─── Supplied material

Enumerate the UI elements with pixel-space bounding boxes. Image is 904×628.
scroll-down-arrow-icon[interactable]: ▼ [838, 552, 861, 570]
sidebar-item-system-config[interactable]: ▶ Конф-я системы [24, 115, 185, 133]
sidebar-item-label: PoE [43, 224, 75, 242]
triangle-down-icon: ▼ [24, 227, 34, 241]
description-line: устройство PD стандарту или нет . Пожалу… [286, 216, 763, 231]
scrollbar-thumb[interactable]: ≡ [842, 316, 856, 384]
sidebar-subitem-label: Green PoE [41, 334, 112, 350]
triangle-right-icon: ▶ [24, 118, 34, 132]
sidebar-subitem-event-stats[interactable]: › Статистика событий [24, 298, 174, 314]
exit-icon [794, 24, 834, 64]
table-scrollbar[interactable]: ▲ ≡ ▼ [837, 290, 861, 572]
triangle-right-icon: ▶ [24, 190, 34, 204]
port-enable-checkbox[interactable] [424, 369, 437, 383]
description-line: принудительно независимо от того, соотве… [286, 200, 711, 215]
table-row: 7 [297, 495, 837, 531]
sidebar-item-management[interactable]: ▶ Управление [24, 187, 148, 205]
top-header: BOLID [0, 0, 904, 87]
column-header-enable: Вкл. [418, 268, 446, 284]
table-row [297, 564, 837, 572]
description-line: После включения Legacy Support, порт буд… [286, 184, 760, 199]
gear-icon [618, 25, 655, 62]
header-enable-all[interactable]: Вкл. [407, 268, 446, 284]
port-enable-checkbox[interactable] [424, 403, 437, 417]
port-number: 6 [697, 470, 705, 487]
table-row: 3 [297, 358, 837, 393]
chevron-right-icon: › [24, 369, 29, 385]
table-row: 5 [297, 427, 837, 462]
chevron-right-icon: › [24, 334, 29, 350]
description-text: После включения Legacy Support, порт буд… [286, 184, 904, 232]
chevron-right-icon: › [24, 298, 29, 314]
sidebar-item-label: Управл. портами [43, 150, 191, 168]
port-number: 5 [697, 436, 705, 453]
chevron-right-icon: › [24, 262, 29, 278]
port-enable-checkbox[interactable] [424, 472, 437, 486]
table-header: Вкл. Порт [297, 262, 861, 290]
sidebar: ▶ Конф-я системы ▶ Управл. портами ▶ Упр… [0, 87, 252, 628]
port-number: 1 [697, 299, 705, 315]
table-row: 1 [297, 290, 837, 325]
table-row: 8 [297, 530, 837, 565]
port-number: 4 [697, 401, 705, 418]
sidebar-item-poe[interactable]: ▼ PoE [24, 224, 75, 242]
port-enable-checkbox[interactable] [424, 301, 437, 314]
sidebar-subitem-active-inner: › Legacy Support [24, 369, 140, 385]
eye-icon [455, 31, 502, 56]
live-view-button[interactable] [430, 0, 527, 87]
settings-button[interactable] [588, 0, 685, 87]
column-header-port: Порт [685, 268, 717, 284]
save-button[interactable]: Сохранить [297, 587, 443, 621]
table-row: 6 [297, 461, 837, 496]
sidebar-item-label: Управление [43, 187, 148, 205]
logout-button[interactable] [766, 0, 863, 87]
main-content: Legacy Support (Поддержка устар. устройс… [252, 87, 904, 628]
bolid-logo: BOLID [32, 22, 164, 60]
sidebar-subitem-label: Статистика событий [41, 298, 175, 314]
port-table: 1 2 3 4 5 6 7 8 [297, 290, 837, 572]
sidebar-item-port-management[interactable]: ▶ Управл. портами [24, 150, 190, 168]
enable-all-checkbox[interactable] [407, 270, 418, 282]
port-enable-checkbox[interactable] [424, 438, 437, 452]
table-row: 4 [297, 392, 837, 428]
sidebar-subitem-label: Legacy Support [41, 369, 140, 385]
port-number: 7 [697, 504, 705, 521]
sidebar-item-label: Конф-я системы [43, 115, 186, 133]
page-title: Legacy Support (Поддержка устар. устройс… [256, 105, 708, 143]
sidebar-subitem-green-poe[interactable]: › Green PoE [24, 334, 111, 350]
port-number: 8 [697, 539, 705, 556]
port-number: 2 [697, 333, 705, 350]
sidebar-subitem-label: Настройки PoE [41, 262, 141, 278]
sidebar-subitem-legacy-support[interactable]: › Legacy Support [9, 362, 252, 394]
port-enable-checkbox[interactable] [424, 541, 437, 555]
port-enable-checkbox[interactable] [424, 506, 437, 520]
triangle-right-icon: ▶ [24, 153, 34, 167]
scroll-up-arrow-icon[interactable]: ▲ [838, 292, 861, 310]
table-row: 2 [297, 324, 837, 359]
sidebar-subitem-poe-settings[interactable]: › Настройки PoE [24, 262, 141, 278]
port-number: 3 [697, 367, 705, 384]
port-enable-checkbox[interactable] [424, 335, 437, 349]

──────

The request:
Please show every line of the data above that contains the string "description", copying each line in full.

Task answer:
description-line: устройство PD стандарту или нет . Пожалу… [286, 216, 763, 231]
description-line: принудительно независимо от того, соотве… [286, 200, 711, 215]
description-line: После включения Legacy Support, порт буд… [286, 184, 760, 199]
description-text: После включения Legacy Support, порт буд… [286, 184, 904, 232]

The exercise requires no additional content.